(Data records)
-----
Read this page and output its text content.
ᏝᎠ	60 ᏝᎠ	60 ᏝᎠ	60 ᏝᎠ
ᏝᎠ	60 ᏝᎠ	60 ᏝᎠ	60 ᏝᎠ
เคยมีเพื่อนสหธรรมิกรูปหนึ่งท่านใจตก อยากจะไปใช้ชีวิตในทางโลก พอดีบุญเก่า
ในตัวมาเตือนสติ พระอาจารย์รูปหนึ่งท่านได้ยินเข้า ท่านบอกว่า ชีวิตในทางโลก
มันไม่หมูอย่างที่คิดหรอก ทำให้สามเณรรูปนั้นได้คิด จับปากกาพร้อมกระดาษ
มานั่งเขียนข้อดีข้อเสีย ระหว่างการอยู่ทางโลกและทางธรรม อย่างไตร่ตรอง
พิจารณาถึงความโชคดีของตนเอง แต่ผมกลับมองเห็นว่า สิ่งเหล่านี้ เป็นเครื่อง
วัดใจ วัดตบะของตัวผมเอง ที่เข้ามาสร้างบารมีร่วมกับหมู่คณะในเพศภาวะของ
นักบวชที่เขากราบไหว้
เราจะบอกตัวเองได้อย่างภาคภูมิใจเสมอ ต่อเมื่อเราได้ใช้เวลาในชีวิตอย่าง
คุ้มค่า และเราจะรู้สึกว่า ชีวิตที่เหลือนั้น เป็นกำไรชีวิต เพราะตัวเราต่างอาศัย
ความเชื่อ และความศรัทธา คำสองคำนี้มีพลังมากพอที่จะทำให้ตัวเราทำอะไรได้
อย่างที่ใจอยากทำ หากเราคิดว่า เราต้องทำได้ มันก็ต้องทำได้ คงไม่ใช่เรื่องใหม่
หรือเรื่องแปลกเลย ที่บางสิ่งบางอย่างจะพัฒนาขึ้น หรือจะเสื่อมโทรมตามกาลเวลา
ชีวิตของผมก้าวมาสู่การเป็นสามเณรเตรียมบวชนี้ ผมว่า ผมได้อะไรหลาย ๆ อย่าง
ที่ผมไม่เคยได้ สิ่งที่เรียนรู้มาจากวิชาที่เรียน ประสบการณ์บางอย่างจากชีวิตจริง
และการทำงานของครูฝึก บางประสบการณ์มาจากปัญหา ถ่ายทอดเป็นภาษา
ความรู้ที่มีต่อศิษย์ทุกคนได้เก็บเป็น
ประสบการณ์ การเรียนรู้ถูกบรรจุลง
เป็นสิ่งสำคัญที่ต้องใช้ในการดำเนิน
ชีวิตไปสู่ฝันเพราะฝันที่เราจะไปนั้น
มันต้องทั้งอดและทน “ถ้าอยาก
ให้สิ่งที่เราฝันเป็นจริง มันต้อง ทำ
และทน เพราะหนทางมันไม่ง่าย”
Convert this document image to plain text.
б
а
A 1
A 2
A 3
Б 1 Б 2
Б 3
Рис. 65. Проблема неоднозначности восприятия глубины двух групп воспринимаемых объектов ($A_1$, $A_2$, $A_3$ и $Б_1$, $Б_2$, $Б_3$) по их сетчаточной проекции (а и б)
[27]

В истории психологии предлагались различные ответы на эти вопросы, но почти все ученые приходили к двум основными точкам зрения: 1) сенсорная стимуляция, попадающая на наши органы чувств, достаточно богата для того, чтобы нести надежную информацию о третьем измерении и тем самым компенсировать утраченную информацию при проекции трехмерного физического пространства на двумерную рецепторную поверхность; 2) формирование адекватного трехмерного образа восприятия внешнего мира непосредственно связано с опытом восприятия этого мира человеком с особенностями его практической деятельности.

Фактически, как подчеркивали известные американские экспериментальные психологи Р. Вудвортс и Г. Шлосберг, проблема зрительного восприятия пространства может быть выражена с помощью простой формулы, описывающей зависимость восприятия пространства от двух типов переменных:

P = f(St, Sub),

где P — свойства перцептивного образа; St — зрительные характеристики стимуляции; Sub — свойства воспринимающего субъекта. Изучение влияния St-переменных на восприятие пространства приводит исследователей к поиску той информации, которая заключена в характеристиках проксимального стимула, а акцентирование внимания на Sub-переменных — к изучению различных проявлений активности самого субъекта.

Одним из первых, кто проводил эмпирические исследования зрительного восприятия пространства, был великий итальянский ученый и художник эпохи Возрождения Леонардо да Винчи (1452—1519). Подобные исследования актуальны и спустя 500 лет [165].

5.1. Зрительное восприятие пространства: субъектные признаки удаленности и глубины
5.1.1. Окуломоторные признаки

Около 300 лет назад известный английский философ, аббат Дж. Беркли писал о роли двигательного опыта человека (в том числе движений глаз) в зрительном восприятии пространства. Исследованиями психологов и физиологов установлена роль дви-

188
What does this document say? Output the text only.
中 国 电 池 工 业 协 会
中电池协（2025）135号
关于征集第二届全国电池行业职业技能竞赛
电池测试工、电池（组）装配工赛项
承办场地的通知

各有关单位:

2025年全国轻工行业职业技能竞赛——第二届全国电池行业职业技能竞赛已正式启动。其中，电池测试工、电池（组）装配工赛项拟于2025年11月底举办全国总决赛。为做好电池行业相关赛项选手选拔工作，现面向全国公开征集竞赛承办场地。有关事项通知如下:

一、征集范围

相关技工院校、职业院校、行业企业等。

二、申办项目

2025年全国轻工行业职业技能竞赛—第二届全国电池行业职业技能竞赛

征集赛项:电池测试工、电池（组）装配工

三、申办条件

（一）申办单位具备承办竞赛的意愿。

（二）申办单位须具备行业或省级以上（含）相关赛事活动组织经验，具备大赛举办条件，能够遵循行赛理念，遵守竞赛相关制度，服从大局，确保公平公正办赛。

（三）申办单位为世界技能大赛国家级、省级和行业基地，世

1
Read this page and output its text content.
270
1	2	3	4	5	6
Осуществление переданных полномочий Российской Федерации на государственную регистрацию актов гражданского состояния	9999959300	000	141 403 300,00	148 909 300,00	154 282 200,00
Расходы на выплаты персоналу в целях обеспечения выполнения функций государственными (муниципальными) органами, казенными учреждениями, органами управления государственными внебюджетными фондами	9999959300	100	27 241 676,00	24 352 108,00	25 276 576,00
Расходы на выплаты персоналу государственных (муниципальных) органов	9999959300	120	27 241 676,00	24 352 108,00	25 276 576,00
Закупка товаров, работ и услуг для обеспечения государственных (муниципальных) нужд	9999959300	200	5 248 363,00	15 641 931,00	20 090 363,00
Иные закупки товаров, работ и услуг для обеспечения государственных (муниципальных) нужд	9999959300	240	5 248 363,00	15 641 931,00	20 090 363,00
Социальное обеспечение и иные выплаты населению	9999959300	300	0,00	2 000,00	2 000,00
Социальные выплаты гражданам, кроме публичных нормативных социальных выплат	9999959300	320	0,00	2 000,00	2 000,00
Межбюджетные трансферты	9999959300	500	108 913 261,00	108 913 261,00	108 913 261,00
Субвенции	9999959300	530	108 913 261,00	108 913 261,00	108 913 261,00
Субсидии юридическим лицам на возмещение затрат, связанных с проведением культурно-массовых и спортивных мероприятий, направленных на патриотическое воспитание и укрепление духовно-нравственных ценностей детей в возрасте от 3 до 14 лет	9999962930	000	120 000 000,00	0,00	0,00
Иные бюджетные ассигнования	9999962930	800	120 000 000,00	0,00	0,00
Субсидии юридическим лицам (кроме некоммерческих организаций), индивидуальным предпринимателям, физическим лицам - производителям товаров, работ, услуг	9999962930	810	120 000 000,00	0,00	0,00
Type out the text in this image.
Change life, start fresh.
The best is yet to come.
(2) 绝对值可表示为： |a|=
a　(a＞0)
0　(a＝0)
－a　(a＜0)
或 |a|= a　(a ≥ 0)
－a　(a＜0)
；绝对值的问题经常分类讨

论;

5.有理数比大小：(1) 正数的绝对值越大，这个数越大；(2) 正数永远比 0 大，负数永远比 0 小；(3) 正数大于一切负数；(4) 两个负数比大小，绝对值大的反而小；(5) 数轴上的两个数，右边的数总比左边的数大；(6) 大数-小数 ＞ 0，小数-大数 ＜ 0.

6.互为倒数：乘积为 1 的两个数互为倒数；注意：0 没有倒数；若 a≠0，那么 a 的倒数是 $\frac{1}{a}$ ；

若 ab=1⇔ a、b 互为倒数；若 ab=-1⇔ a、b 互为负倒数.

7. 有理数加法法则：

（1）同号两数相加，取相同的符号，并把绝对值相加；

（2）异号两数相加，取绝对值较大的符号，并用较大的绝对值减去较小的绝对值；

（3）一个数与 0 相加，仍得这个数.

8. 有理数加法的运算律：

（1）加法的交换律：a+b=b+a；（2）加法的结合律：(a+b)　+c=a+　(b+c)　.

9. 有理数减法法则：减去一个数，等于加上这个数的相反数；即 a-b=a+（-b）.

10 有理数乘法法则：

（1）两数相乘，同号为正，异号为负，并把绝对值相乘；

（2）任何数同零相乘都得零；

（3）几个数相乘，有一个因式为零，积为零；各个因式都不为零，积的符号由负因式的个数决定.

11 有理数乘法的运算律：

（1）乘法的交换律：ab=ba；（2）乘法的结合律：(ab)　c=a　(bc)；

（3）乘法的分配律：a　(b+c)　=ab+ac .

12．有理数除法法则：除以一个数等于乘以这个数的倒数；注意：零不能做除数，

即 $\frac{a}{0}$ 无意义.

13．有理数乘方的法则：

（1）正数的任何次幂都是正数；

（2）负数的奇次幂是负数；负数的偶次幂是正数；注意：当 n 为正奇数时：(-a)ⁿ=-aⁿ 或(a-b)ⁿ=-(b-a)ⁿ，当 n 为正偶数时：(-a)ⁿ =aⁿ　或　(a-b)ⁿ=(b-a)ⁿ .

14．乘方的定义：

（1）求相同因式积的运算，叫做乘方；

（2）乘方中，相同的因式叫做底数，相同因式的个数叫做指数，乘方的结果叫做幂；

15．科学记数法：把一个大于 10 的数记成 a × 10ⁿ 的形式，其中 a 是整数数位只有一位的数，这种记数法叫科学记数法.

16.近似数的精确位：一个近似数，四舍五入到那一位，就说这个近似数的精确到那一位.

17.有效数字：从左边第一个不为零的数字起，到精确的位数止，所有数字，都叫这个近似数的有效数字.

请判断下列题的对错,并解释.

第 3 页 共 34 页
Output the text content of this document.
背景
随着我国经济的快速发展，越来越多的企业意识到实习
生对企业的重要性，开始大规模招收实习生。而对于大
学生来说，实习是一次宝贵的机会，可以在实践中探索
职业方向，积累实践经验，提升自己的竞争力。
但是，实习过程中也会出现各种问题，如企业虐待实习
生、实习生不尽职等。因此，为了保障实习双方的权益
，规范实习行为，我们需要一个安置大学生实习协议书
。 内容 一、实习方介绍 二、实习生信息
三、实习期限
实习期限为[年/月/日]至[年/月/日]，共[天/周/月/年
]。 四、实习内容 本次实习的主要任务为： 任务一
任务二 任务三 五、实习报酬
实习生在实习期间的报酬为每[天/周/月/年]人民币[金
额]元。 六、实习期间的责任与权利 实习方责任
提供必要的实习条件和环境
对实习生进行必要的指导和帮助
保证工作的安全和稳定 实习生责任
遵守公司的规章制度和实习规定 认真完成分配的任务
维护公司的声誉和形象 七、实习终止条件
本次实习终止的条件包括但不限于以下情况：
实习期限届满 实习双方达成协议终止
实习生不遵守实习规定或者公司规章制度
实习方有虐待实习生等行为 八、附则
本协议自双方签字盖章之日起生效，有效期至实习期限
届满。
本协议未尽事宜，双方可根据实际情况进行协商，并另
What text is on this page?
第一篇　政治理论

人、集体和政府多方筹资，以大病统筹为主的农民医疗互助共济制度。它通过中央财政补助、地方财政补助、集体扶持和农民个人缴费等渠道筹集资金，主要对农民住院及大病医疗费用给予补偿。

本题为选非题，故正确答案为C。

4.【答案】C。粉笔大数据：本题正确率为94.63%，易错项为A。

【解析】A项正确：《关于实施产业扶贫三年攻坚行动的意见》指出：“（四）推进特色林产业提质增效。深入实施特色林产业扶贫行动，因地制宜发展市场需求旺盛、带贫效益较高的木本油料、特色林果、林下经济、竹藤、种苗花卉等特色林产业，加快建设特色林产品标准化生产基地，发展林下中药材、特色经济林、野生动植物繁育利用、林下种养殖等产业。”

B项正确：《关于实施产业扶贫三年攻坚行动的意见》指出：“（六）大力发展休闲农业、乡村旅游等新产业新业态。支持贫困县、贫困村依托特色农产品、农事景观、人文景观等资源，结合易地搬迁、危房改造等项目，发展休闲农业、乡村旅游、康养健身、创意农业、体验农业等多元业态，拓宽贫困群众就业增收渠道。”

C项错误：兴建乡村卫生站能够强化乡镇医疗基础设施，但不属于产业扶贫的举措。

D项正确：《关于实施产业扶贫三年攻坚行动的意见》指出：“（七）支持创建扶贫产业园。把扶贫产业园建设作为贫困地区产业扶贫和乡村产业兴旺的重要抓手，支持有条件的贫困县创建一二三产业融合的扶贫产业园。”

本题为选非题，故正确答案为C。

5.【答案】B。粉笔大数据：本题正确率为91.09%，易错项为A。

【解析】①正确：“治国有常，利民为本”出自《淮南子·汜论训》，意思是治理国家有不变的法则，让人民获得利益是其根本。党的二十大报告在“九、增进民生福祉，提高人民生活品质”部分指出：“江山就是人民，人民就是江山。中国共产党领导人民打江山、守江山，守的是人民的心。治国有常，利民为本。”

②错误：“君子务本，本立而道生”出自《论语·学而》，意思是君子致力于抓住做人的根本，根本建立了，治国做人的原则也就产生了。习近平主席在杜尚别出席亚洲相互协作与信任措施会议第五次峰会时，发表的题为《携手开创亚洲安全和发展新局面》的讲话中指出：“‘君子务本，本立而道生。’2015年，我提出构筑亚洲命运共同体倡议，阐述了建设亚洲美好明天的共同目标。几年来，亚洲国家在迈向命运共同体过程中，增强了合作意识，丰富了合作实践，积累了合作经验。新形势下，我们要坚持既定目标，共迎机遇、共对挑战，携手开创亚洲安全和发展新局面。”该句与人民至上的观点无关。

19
-----
YOUR OBJECTIVE: Only lines holding the string "关于实施产业扶贫三年攻坚行动的意见" are wanted; gather each one from the entries above.

SOLUTION BELOW:
【解析】A项正确：《关于实施产业扶贫三年攻坚行动的意见》指出：“（四）推进特色林产业提质增效。深入实施特色林产业扶贫行动，因地制宜发展市场需求旺盛、带贫效益较高的木本油料、特色林果、林下经济、竹藤、种苗花卉等特色林产业，加快建设特色林产品标准化生产基地，发展林下中药材、特色经济林、野生动植物繁育利用、林下种养殖等产业。”
B项正确：《关于实施产业扶贫三年攻坚行动的意见》指出：“（六）大力发展休闲农业、乡村旅游等新产业新业态。支持贫困县、贫困村依托特色农产品、农事景观、人文景观等资源，结合易地搬迁、危房改造等项目，发展休闲农业、乡村旅游、康养健身、创意农业、体验农业等多元业态，拓宽贫困群众就业增收渠道。”
D项正确：《关于实施产业扶贫三年攻坚行动的意见》指出：“（七）支持创建扶贫产业园。把扶贫产业园建设作为贫困地区产业扶贫和乡村产业兴旺的重要抓手，支持有条件的贫困县创建一二三产业融合的扶贫产业园。”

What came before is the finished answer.